## Records supplied

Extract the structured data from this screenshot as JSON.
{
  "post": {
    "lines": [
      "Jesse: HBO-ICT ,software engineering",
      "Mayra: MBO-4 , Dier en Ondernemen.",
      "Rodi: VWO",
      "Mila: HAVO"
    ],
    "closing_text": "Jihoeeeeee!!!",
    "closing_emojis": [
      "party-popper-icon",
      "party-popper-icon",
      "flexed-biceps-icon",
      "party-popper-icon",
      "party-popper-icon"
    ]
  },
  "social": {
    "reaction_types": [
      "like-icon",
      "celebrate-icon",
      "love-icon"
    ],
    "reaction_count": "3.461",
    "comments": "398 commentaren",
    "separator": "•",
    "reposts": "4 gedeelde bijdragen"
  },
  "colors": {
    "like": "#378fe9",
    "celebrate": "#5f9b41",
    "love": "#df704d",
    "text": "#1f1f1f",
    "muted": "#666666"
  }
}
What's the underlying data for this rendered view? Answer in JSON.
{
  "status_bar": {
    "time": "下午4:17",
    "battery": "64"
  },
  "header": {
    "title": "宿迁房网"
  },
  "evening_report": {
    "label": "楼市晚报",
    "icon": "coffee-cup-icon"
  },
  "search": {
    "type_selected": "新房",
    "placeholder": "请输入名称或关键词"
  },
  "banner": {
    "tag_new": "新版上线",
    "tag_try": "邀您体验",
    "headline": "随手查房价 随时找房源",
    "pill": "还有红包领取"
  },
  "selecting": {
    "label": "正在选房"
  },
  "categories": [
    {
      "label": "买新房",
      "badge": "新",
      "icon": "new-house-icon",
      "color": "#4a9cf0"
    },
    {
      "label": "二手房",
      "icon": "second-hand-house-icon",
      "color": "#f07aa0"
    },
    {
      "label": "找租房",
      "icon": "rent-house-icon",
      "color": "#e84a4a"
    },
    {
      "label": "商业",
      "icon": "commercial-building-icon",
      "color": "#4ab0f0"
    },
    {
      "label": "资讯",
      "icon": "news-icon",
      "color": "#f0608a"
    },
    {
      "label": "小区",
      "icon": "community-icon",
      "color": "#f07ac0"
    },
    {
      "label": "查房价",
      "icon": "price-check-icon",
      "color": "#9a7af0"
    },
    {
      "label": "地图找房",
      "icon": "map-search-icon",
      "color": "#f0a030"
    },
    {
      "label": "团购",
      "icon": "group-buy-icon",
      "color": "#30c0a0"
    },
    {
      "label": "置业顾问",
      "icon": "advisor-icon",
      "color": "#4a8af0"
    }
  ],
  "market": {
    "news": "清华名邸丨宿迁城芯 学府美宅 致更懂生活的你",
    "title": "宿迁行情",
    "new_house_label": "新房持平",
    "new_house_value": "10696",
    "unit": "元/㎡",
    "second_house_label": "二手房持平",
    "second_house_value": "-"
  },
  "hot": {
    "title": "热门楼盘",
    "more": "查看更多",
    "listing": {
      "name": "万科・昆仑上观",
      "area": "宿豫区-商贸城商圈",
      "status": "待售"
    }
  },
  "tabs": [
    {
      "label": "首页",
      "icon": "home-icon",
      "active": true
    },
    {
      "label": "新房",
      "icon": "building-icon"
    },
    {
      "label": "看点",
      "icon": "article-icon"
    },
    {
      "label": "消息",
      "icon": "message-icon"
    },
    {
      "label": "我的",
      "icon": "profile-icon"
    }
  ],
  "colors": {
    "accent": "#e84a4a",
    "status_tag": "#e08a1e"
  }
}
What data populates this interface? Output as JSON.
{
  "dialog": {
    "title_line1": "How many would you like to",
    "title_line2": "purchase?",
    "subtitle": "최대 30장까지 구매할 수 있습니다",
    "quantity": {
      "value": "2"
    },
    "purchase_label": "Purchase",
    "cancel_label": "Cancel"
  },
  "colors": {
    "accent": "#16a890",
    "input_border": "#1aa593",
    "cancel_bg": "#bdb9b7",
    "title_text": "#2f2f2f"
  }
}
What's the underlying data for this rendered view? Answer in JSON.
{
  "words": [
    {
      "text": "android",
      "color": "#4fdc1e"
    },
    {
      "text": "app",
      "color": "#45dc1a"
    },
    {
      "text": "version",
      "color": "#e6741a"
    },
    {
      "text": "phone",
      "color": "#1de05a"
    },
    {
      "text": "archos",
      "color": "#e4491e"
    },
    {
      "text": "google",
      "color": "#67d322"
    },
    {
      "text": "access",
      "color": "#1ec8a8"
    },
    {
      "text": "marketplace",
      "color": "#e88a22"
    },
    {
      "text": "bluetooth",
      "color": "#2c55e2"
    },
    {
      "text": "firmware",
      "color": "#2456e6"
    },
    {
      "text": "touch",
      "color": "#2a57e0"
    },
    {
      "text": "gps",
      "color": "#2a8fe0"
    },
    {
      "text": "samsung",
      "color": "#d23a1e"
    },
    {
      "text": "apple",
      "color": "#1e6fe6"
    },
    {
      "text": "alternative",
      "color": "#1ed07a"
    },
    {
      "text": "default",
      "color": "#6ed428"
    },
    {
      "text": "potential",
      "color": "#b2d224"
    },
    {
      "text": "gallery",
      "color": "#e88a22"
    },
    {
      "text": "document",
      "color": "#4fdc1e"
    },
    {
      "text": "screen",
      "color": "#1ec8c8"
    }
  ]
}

## Written instruction
Determine how many lines in the listing above hold the string "like", then write only the number.

## Answer to the exercise
3